• _What is needed_:
Copy each line of the records that holds the string "verwisselen".

►

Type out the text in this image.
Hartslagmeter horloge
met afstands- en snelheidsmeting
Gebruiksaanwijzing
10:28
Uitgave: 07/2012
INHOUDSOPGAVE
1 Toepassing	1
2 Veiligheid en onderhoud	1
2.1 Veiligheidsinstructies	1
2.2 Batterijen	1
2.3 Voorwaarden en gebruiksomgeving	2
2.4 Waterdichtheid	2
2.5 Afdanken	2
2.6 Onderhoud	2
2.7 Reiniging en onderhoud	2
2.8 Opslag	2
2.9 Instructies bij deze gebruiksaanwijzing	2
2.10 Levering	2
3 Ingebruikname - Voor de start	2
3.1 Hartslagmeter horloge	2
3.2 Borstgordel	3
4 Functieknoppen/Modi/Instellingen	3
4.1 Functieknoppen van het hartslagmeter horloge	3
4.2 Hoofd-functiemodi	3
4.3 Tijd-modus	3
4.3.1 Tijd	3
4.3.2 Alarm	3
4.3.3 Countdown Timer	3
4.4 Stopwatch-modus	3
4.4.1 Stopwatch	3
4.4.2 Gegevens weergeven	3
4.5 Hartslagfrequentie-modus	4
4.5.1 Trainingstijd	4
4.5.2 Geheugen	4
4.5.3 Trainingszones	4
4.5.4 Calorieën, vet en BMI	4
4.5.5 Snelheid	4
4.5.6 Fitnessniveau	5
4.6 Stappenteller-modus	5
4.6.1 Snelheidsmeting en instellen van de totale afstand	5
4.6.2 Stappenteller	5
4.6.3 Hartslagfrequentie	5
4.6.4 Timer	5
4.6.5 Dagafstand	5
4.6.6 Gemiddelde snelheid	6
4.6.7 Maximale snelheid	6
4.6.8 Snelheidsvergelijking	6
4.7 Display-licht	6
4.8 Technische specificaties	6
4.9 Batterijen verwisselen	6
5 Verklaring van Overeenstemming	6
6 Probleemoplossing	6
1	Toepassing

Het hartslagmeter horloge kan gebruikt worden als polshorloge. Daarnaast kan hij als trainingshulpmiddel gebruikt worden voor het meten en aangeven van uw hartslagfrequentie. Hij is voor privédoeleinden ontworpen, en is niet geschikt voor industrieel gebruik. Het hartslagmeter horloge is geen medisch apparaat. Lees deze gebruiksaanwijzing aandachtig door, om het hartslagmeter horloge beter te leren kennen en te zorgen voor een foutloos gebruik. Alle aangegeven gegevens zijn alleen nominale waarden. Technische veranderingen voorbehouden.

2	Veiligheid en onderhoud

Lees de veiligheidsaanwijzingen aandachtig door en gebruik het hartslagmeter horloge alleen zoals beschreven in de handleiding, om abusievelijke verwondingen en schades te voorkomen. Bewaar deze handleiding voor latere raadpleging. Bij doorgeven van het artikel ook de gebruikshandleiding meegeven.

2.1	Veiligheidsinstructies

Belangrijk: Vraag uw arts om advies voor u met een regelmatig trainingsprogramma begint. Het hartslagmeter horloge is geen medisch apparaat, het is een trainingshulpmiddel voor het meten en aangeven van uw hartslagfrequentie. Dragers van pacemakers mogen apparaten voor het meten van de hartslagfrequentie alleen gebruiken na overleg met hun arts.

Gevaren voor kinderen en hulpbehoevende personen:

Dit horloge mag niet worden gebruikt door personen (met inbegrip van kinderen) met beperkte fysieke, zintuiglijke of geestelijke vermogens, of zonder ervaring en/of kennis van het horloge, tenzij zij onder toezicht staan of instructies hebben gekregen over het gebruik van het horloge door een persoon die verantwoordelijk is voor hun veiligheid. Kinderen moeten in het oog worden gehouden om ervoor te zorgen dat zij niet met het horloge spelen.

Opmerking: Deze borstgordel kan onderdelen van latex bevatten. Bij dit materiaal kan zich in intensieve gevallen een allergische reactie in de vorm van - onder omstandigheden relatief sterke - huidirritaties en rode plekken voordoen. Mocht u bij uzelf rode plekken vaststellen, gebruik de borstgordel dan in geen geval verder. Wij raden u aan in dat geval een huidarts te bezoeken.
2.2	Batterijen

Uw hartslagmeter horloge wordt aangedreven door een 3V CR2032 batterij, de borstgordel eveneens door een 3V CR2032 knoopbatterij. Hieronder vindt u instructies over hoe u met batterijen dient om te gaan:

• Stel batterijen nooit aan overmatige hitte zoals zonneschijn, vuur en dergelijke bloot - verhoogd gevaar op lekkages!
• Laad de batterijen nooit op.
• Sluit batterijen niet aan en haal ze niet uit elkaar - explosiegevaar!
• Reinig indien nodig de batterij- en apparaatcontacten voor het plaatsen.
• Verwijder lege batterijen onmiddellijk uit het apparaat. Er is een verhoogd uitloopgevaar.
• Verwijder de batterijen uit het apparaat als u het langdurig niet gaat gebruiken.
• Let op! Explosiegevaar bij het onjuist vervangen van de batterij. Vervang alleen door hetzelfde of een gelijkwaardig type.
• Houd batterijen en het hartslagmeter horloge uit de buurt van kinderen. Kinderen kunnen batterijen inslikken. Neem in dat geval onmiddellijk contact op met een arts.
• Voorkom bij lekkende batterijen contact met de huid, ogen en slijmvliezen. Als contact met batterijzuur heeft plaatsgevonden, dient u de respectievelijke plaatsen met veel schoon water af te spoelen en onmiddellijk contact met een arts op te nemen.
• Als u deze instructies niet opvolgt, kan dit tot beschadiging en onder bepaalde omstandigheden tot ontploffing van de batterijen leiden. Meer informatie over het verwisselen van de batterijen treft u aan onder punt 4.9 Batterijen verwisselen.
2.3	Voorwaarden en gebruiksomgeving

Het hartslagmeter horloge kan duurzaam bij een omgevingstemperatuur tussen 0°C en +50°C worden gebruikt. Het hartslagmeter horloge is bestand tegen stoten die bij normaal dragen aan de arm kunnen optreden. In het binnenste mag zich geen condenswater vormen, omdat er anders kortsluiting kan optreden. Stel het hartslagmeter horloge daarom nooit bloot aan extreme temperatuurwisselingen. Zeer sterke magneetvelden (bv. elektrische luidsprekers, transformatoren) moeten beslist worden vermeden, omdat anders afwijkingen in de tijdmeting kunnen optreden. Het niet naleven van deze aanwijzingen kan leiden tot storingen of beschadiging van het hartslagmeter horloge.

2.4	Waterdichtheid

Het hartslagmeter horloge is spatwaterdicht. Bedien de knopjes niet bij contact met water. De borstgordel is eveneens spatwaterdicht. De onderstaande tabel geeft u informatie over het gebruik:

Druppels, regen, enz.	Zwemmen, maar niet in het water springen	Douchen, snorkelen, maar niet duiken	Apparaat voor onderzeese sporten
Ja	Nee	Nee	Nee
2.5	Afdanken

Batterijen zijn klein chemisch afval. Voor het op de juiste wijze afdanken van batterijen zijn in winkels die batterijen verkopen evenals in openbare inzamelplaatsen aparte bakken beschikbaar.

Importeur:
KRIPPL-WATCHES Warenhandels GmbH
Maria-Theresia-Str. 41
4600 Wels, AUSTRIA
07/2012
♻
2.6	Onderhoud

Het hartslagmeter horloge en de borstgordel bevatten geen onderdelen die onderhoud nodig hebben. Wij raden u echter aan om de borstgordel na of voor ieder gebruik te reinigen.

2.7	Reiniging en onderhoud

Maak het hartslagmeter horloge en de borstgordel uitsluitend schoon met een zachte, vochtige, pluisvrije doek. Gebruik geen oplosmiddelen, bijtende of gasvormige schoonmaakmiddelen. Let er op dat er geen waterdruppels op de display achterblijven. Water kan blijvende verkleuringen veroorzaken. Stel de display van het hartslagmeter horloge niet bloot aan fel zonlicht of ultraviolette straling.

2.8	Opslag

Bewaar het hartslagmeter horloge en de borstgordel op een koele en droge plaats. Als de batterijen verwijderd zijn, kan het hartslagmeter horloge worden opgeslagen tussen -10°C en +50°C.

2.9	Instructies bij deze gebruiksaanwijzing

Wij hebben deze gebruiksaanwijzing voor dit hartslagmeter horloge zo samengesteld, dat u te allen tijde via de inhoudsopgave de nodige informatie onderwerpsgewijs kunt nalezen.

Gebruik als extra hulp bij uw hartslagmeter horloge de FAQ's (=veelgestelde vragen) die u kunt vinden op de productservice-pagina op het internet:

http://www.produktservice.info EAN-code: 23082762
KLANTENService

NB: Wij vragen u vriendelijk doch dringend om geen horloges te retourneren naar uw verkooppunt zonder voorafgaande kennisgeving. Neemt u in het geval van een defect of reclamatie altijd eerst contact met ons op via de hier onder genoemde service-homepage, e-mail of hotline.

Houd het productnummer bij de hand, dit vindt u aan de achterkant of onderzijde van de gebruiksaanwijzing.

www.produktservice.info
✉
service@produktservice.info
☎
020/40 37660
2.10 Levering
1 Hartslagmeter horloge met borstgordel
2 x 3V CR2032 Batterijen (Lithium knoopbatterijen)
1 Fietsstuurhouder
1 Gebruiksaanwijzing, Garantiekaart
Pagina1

◄

• _Written answer_:
4.9 Batterijen verwisselen	6
• Als u deze instructies niet opvolgt, kan dit tot beschadiging en onder bepaalde omstandigheden tot ontploffing van de batterijen leiden. Meer informatie over het verwisselen van de batterijen treft u aan onder punt 4.9 Batterijen verwisselen.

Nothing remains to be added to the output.